Copy out each line that has "title" in it.

Figure dataset records
## Begin

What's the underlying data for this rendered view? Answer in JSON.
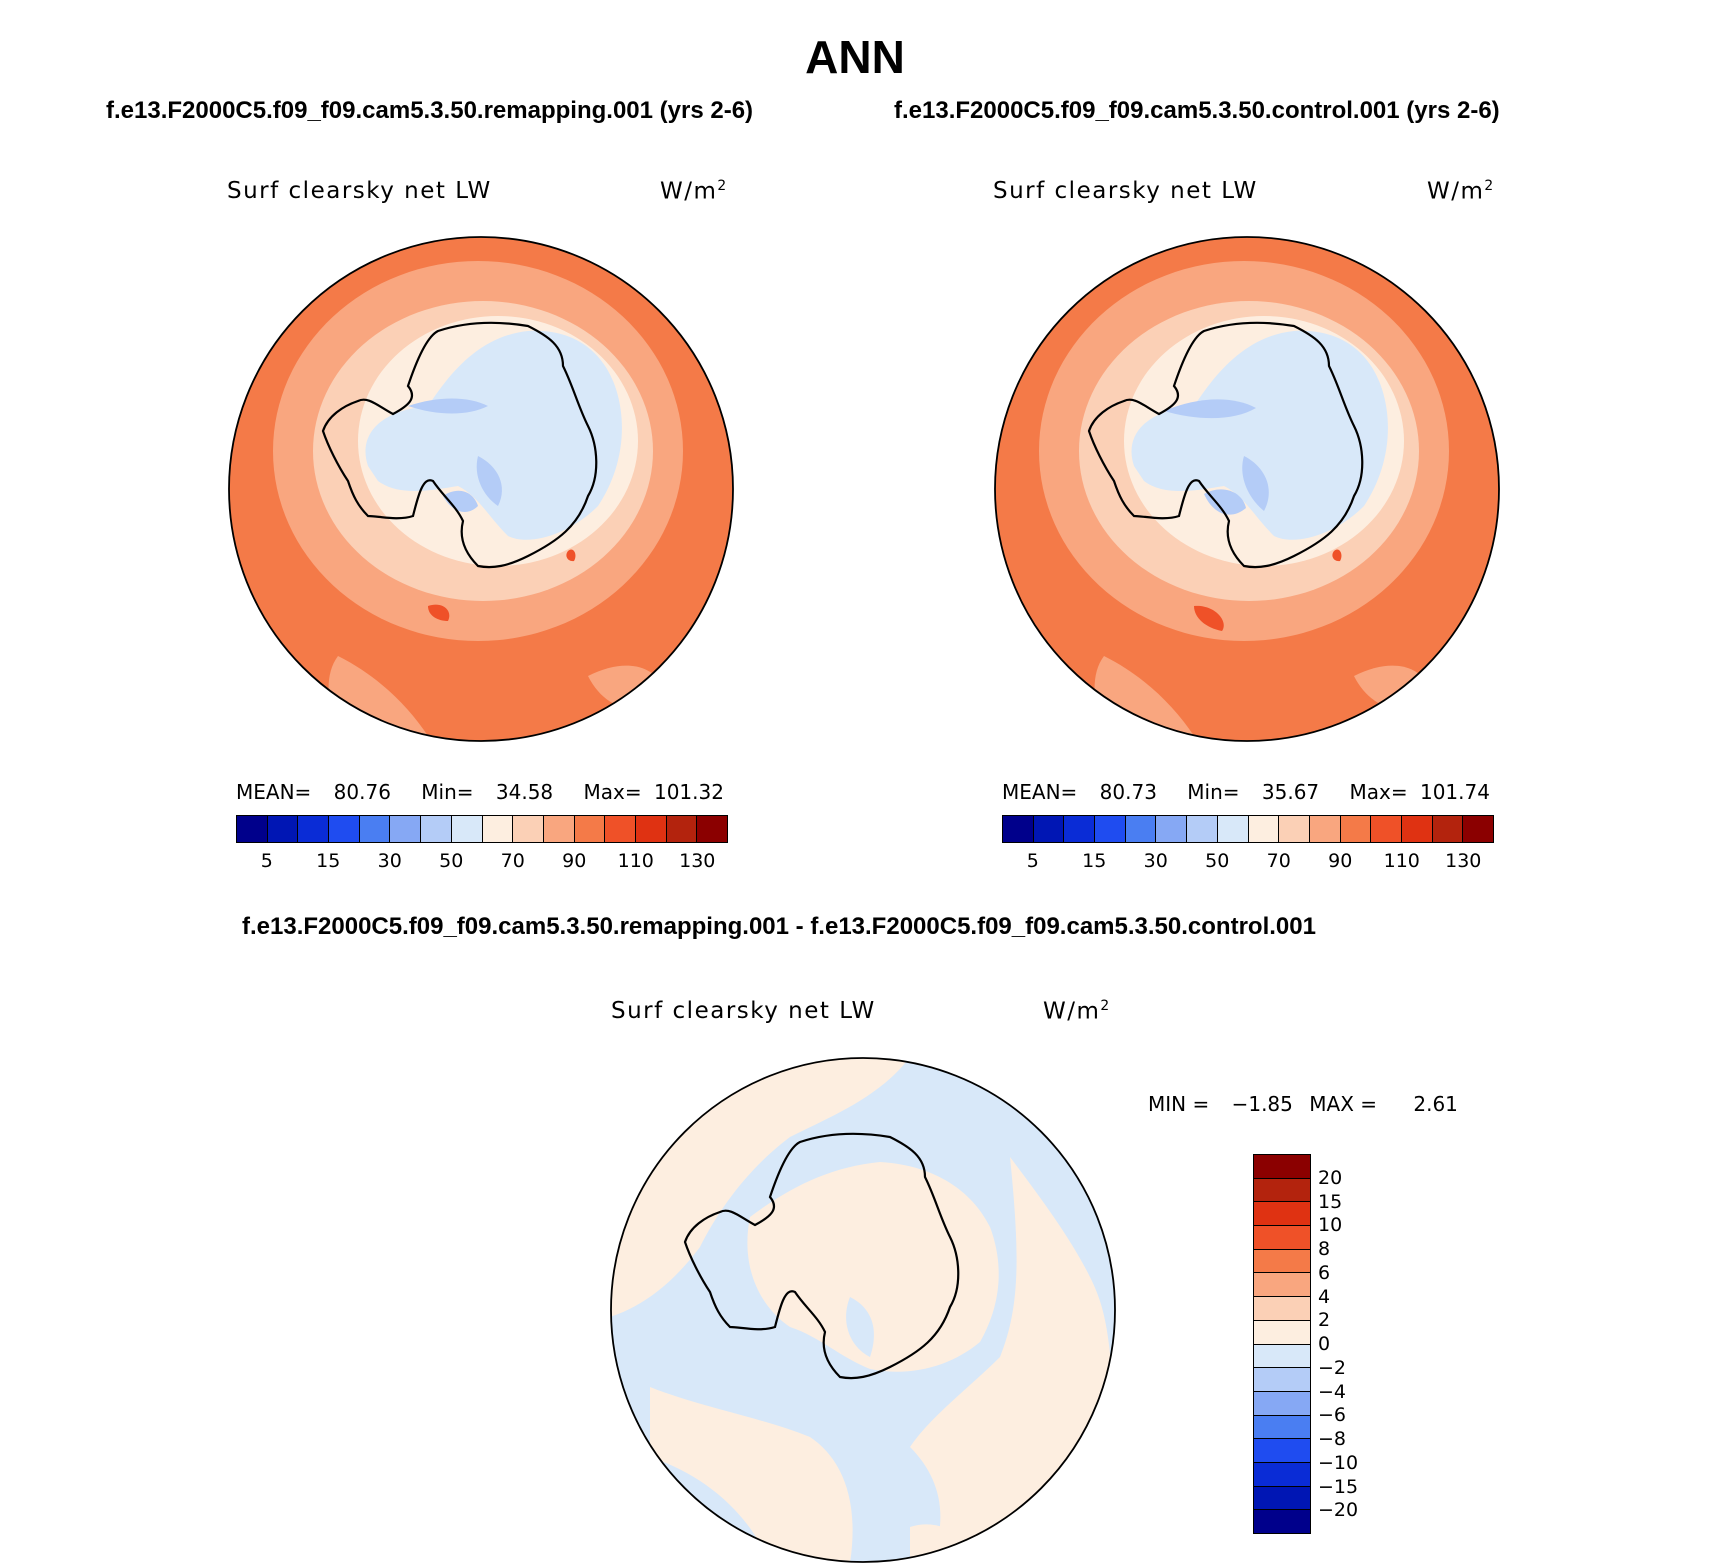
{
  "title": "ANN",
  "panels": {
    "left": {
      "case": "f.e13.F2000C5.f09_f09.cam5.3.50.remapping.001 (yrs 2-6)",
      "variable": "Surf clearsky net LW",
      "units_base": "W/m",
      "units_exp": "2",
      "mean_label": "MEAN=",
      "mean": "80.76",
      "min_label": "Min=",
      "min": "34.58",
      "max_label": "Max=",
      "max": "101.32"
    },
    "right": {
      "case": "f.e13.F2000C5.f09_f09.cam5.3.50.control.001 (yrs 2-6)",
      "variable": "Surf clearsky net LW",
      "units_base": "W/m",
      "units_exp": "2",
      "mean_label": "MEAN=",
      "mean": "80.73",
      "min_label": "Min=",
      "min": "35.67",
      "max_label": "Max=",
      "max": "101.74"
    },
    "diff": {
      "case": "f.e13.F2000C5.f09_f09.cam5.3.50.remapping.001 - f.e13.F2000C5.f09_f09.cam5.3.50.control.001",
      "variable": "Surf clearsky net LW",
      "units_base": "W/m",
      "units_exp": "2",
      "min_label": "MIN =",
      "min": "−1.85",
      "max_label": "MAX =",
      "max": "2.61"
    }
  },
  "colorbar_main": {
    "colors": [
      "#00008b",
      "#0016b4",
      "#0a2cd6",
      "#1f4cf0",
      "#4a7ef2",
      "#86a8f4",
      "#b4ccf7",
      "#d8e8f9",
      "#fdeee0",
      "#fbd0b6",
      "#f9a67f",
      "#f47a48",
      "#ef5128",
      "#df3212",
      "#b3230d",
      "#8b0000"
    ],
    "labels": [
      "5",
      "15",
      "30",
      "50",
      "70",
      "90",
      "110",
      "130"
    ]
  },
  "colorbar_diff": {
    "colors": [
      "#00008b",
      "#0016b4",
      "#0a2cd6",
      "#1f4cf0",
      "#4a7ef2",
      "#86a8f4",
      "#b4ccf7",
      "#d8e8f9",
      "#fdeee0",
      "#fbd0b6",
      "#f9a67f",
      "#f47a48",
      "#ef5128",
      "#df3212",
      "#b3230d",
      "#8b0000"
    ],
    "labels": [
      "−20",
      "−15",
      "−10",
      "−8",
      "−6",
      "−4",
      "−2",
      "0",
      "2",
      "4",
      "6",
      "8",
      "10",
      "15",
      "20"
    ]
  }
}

## End
## Begin

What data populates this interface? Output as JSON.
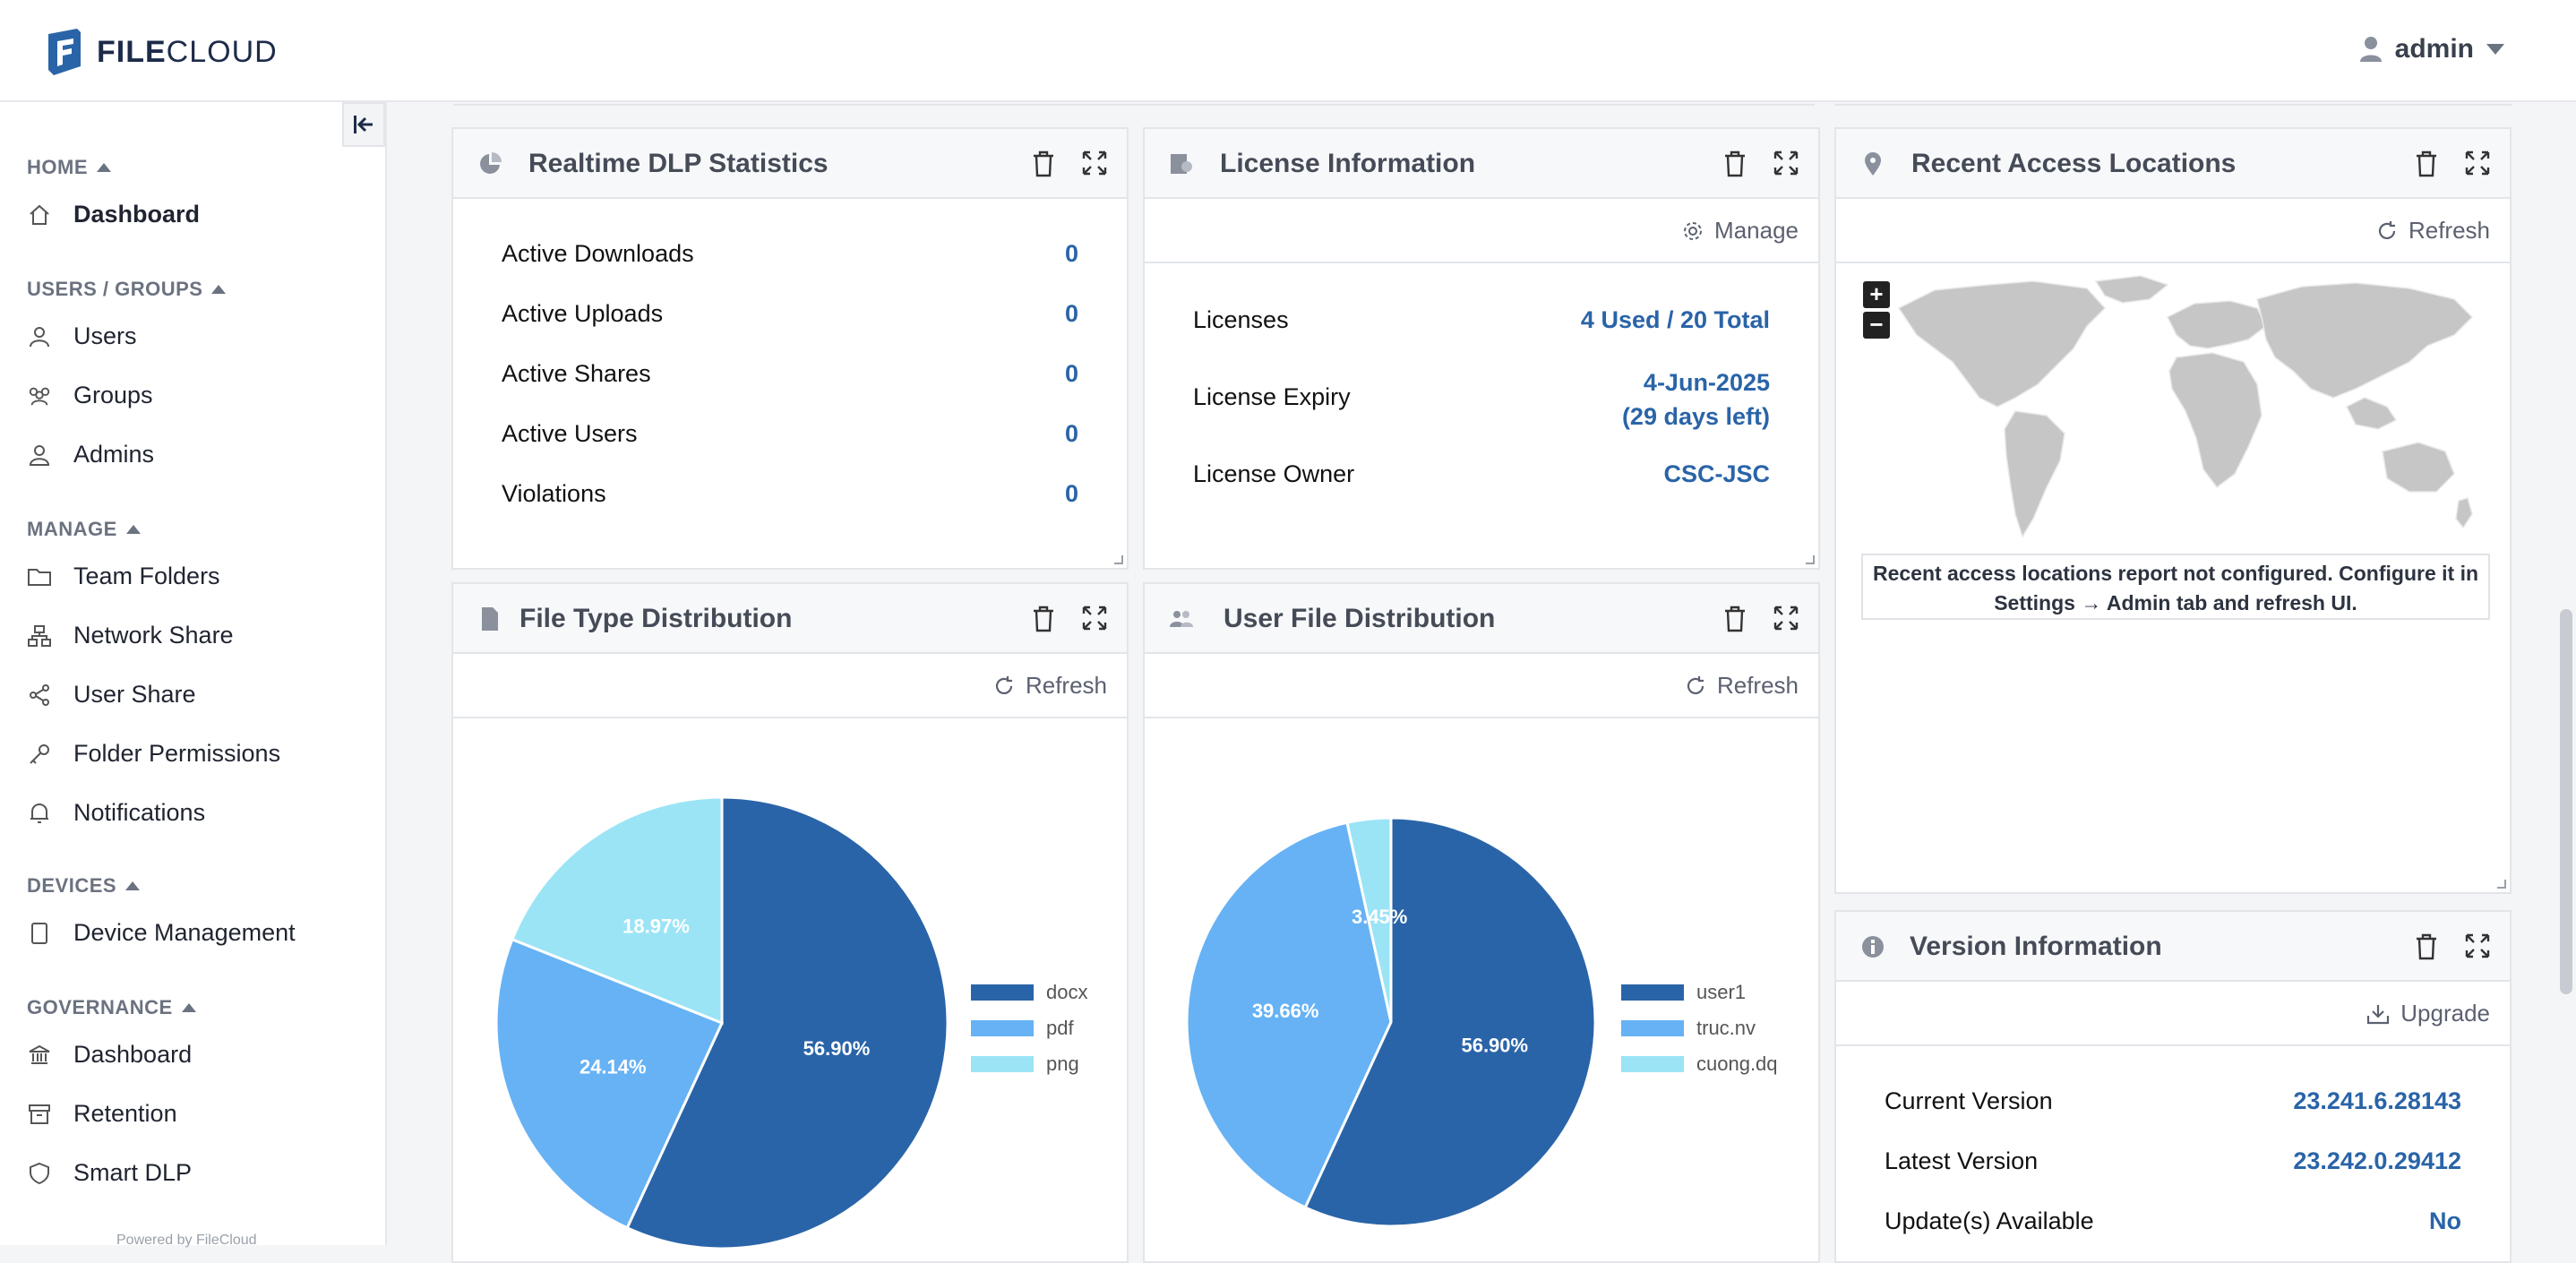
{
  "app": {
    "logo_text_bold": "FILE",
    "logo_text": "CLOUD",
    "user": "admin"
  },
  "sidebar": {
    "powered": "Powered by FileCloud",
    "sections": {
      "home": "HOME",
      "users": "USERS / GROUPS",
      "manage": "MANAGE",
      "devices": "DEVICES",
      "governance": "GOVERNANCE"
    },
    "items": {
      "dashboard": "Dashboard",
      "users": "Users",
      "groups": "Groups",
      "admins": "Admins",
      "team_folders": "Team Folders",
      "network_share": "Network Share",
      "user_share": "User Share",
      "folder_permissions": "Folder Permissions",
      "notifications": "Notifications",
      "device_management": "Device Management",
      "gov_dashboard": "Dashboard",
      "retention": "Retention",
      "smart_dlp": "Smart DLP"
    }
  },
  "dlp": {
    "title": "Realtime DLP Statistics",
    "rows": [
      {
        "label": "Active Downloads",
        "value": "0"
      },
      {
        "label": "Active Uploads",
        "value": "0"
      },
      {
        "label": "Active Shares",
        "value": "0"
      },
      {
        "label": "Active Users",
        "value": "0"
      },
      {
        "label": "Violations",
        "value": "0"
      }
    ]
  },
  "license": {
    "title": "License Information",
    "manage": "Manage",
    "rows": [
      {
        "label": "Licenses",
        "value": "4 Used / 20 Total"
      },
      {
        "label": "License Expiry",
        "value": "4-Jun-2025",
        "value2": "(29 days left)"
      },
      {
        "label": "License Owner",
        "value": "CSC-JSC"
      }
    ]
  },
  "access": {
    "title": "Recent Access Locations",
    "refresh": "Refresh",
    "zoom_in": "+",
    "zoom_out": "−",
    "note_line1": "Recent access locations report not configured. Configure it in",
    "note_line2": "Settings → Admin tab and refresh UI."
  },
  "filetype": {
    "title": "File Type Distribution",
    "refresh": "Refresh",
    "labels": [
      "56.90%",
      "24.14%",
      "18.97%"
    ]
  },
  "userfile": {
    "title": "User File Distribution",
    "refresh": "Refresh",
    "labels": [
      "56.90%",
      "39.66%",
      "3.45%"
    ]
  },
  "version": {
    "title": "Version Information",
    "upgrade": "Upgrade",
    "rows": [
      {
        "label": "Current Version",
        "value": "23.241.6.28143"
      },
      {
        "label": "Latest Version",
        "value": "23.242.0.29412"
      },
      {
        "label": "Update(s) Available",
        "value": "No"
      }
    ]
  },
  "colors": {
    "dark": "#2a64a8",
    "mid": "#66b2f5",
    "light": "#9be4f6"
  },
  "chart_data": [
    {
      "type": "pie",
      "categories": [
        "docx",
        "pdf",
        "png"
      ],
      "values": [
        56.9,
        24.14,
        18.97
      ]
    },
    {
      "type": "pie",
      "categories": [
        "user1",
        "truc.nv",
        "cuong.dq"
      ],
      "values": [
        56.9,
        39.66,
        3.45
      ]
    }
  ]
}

## End

_Output for this exercise:_
  "title": "ANN",
    "title": "Realtime DLP Statistics",
    "title": "License Information",
    "title": "Recent Access Locations",
    "title": "File Type Distribution",
    "title": "User File Distribution",
    "title": "Version Information",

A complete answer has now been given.